SET TASK
Copy out the items word for word, from the very first line down to and including the line that contains "186, 359, 278]".

RECORDS SHOWN
Start

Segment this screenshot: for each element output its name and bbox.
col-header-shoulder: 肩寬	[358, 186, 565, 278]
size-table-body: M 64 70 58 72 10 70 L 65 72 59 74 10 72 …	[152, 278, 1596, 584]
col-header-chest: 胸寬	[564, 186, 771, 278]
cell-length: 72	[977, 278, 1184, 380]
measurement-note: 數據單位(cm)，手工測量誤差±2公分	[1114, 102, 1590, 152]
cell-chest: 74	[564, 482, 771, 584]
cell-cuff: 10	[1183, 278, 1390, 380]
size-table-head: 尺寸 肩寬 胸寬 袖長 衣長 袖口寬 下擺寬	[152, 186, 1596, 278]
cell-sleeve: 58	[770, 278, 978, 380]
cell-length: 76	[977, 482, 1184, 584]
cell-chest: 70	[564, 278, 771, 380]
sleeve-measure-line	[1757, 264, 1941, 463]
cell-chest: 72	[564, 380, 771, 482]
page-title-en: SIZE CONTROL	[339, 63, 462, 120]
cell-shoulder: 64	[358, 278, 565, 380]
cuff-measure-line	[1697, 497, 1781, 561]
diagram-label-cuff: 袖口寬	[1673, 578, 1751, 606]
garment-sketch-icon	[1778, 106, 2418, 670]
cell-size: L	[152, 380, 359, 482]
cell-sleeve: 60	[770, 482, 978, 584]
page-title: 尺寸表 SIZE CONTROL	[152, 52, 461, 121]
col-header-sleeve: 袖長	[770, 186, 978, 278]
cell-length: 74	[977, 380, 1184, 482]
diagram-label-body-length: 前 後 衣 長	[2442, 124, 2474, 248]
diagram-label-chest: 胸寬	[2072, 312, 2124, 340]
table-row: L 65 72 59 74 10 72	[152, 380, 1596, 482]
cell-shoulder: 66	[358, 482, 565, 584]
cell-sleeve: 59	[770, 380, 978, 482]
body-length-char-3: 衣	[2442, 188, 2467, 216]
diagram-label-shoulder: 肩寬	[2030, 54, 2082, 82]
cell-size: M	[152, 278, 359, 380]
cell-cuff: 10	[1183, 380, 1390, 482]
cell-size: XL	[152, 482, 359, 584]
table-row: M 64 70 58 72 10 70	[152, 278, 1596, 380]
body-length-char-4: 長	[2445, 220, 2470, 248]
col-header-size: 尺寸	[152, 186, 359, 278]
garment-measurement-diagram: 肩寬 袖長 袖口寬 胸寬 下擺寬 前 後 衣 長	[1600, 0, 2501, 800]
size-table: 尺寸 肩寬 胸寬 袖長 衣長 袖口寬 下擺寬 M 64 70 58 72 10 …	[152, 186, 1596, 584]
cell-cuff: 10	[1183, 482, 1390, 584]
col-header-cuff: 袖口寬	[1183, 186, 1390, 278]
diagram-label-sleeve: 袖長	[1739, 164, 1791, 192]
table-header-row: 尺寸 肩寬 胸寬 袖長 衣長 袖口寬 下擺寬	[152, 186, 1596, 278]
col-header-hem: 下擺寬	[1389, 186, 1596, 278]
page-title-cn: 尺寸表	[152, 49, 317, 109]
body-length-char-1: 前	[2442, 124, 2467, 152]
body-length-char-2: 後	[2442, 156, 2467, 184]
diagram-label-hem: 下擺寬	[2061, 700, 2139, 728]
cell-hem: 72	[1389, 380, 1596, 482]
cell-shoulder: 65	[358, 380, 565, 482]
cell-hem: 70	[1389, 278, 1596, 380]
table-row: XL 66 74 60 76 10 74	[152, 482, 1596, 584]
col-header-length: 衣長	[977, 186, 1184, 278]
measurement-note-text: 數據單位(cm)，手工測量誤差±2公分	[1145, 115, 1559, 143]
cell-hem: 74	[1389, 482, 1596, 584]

End

THE RESULT
Segment this screenshot: for each element output its name and bbox.
col-header-shoulder: 肩寬	[358, 186, 565, 278]
size-table-body: M 64 70 58 72 10 70 L 65 72 59 74 10 72 …	[152, 278, 1596, 584]
col-header-chest: 胸寬	[564, 186, 771, 278]
cell-length: 72	[977, 278, 1184, 380]
measurement-note: 數據單位(cm)，手工測量誤差±2公分	[1114, 102, 1590, 152]
cell-chest: 74	[564, 482, 771, 584]
cell-cuff: 10	[1183, 278, 1390, 380]
size-table-head: 尺寸 肩寬 胸寬 袖長 衣長 袖口寬 下擺寬	[152, 186, 1596, 278]
cell-sleeve: 58	[770, 278, 978, 380]
cell-length: 76	[977, 482, 1184, 584]
cell-chest: 70	[564, 278, 771, 380]
sleeve-measure-line	[1757, 264, 1941, 463]
cell-chest: 72	[564, 380, 771, 482]
page-title-en: SIZE CONTROL	[339, 63, 462, 120]
cell-shoulder: 64	[358, 278, 565, 380]
cuff-measure-line	[1697, 497, 1781, 561]
diagram-label-cuff: 袖口寬	[1673, 578, 1751, 606]
garment-sketch-icon	[1778, 106, 2418, 670]
cell-size: L	[152, 380, 359, 482]
cell-sleeve: 60	[770, 482, 978, 584]
page-title: 尺寸表 SIZE CONTROL	[152, 52, 461, 121]
col-header-sleeve: 袖長	[770, 186, 978, 278]
cell-length: 74	[977, 380, 1184, 482]
diagram-label-body-length: 前 後 衣 長	[2442, 124, 2474, 248]
diagram-label-chest: 胸寬	[2072, 312, 2124, 340]
table-row: L 65 72 59 74 10 72	[152, 380, 1596, 482]
cell-shoulder: 66	[358, 482, 565, 584]
cell-sleeve: 59	[770, 380, 978, 482]
body-length-char-3: 衣	[2442, 188, 2467, 216]
diagram-label-shoulder: 肩寬	[2030, 54, 2082, 82]
cell-size: M	[152, 278, 359, 380]
cell-cuff: 10	[1183, 380, 1390, 482]
cell-size: XL	[152, 482, 359, 584]
table-row: M 64 70 58 72 10 70	[152, 278, 1596, 380]
body-length-char-4: 長	[2445, 220, 2470, 248]
col-header-size: 尺寸	[152, 186, 359, 278]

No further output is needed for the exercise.